Task input Start Marker
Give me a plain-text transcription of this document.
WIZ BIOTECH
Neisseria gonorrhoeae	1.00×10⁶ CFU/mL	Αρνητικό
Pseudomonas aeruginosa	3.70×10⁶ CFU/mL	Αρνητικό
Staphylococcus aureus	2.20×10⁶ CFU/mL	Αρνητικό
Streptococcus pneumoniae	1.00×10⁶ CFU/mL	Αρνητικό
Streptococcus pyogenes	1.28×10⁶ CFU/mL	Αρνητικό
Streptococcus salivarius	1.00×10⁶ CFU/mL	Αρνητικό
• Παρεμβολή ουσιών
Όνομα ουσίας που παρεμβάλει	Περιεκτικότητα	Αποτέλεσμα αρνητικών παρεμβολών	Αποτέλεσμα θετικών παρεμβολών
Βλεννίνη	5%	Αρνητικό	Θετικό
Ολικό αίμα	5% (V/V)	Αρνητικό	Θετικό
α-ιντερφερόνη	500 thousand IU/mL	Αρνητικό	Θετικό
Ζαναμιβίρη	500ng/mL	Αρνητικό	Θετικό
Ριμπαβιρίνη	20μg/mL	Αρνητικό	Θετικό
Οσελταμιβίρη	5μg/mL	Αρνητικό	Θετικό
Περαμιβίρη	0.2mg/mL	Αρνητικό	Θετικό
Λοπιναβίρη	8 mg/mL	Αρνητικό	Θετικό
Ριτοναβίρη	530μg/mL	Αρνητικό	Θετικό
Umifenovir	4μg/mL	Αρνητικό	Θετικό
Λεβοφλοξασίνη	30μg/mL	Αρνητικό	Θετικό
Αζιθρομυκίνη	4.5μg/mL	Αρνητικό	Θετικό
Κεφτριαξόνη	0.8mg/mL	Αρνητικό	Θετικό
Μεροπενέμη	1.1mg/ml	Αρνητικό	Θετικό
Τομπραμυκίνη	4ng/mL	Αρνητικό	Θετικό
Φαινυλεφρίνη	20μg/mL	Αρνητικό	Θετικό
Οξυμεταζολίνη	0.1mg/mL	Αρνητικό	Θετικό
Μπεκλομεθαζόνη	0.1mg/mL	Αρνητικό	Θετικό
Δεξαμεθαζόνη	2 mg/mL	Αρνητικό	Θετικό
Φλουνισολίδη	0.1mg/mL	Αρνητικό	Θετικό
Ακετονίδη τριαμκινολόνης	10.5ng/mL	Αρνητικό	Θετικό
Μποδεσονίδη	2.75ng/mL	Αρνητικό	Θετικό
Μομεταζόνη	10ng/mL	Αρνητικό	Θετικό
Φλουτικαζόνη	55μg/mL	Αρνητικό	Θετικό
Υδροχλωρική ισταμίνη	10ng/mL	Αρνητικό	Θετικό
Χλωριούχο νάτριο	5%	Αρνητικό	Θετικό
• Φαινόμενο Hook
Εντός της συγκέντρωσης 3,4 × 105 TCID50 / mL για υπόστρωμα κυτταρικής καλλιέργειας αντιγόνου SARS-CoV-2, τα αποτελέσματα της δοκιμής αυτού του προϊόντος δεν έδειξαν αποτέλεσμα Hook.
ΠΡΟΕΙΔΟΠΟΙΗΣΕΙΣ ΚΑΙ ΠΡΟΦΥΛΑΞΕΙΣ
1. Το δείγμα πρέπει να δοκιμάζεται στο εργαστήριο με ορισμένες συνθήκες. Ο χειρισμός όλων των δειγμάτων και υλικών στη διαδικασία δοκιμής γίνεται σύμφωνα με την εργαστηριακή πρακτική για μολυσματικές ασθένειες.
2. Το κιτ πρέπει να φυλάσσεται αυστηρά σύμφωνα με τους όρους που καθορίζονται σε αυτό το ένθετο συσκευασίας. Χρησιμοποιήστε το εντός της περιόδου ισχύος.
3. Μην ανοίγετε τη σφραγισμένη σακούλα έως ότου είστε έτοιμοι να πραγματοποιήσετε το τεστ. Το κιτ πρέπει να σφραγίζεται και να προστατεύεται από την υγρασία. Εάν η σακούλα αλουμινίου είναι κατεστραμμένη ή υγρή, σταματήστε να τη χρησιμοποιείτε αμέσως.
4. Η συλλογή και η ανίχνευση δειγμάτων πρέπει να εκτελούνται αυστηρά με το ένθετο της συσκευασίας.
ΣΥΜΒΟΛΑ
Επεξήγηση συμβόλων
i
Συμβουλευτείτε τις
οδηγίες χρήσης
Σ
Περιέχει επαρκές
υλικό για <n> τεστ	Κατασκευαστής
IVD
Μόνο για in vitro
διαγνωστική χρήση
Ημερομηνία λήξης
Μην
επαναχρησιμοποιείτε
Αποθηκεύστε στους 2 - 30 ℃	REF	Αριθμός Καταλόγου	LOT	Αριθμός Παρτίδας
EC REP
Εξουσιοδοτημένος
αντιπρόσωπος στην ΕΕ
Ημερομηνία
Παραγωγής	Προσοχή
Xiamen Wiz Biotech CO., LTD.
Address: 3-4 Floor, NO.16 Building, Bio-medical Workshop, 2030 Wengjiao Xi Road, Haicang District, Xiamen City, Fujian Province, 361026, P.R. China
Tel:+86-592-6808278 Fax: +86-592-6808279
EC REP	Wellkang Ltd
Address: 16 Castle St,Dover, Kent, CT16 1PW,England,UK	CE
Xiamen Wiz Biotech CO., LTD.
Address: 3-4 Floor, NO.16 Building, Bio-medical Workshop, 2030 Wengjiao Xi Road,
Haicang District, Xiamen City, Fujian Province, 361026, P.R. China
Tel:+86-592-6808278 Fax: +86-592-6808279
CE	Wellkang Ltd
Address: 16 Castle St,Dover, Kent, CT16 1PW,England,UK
Task input End Marker
Print every record above. Keep each one exactly as it is.

Give me a plain-text transcription of this document.
WIZ BIOTECH
Neisseria gonorrhoeae	1.00×10⁶ CFU/mL	Αρνητικό
Pseudomonas aeruginosa	3.70×10⁶ CFU/mL	Αρνητικό
Staphylococcus aureus	2.20×10⁶ CFU/mL	Αρνητικό
Streptococcus pneumoniae	1.00×10⁶ CFU/mL	Αρνητικό
Streptococcus pyogenes	1.28×10⁶ CFU/mL	Αρνητικό
Streptococcus salivarius	1.00×10⁶ CFU/mL	Αρνητικό
• Παρεμβολή ουσιών
Όνομα ουσίας που παρεμβάλει	Περιεκτικότητα	Αποτέλεσμα αρνητικών παρεμβολών	Αποτέλεσμα θετικών παρεμβολών
Βλεννίνη	5%	Αρνητικό	Θετικό
Ολικό αίμα	5% (V/V)	Αρνητικό	Θετικό
α-ιντερφερόνη	500 thousand IU/mL	Αρνητικό	Θετικό
Ζαναμιβίρη	500ng/mL	Αρνητικό	Θετικό
Ριμπαβιρίνη	20μg/mL	Αρνητικό	Θετικό
Οσελταμιβίρη	5μg/mL	Αρνητικό	Θετικό
Περαμιβίρη	0.2mg/mL	Αρνητικό	Θετικό
Λοπιναβίρη	8 mg/mL	Αρνητικό	Θετικό
Ριτοναβίρη	530μg/mL	Αρνητικό	Θετικό
Umifenovir	4μg/mL	Αρνητικό	Θετικό
Λεβοφλοξασίνη	30μg/mL	Αρνητικό	Θετικό
Αζιθρομυκίνη	4.5μg/mL	Αρνητικό	Θετικό
Κεφτριαξόνη	0.8mg/mL	Αρνητικό	Θετικό
Μεροπενέμη	1.1mg/ml	Αρνητικό	Θετικό
Τομπραμυκίνη	4ng/mL	Αρνητικό	Θετικό
Φαινυλεφρίνη	20μg/mL	Αρνητικό	Θετικό
Οξυμεταζολίνη	0.1mg/mL	Αρνητικό	Θετικό
Μπεκλομεθαζόνη	0.1mg/mL	Αρνητικό	Θετικό
Δεξαμεθαζόνη	2 mg/mL	Αρνητικό	Θετικό
Φλουνισολίδη	0.1mg/mL	Αρνητικό	Θετικό
Ακετονίδη τριαμκινολόνης	10.5ng/mL	Αρνητικό	Θετικό
Μποδεσονίδη	2.75ng/mL	Αρνητικό	Θετικό
Μομεταζόνη	10ng/mL	Αρνητικό	Θετικό
Φλουτικαζόνη	55μg/mL	Αρνητικό	Θετικό
Υδροχλωρική ισταμίνη	10ng/mL	Αρνητικό	Θετικό
Χλωριούχο νάτριο	5%	Αρνητικό	Θετικό
• Φαινόμενο Hook
Εντός της συγκέντρωσης 3,4 × 105 TCID50 / mL για υπόστρωμα κυτταρικής καλλιέργειας αντιγόνου SARS-CoV-2, τα αποτελέσματα της δοκιμής αυτού του προϊόντος δεν έδειξαν αποτέλεσμα Hook.
ΠΡΟΕΙΔΟΠΟΙΗΣΕΙΣ ΚΑΙ ΠΡΟΦΥΛΑΞΕΙΣ
1. Το δείγμα πρέπει να δοκιμάζεται στο εργαστήριο με ορισμένες συνθήκες. Ο χειρισμός όλων των δειγμάτων και υλικών στη διαδικασία δοκιμής γίνεται σύμφωνα με την εργαστηριακή πρακτική για μολυσματικές ασθένειες.
2. Το κιτ πρέπει να φυλάσσεται αυστηρά σύμφωνα με τους όρους που καθορίζονται σε αυτό το ένθετο συσκευασίας. Χρησιμοποιήστε το εντός της περιόδου ισχύος.
3. Μην ανοίγετε τη σφραγισμένη σακούλα έως ότου είστε έτοιμοι να πραγματοποιήσετε το τεστ. Το κιτ πρέπει να σφραγίζεται και να προστατεύεται από την υγρασία. Εάν η σακούλα αλουμινίου είναι κατεστραμμένη ή υγρή, σταματήστε να τη χρησιμοποιείτε αμέσως.
4. Η συλλογή και η ανίχνευση δειγμάτων πρέπει να εκτελούνται αυστηρά με το ένθετο της συσκευασίας.
ΣΥΜΒΟΛΑ
Επεξήγηση συμβόλων
i
Συμβουλευτείτε τις
οδηγίες χρήσης
Σ
Περιέχει επαρκές
υλικό για <n> τεστ	Κατασκευαστής
IVD
Μόνο για in vitro
διαγνωστική χρήση
Ημερομηνία λήξης
Μην
επαναχρησιμοποιείτε
Αποθηκεύστε στους 2 - 30 ℃	REF	Αριθμός Καταλόγου	LOT	Αριθμός Παρτίδας
EC REP
Εξουσιοδοτημένος
αντιπρόσωπος στην ΕΕ
Ημερομηνία
Παραγωγής	Προσοχή
Xiamen Wiz Biotech CO., LTD.
Address: 3-4 Floor, NO.16 Building, Bio-medical Workshop, 2030 Wengjiao Xi Road, Haicang District, Xiamen City, Fujian Province, 361026, P.R. China
Tel:+86-592-6808278 Fax: +86-592-6808279
EC REP	Wellkang Ltd
Address: 16 Castle St,Dover, Kent, CT16 1PW,England,UK	CE
Xiamen Wiz Biotech CO., LTD.
Address: 3-4 Floor, NO.16 Building, Bio-medical Workshop, 2030 Wengjiao Xi Road,
Haicang District, Xiamen City, Fujian Province, 361026, P.R. China
Tel:+86-592-6808278 Fax: +86-592-6808279
CE	Wellkang Ltd
Address: 16 Castle St,Dover, Kent, CT16 1PW,England,UK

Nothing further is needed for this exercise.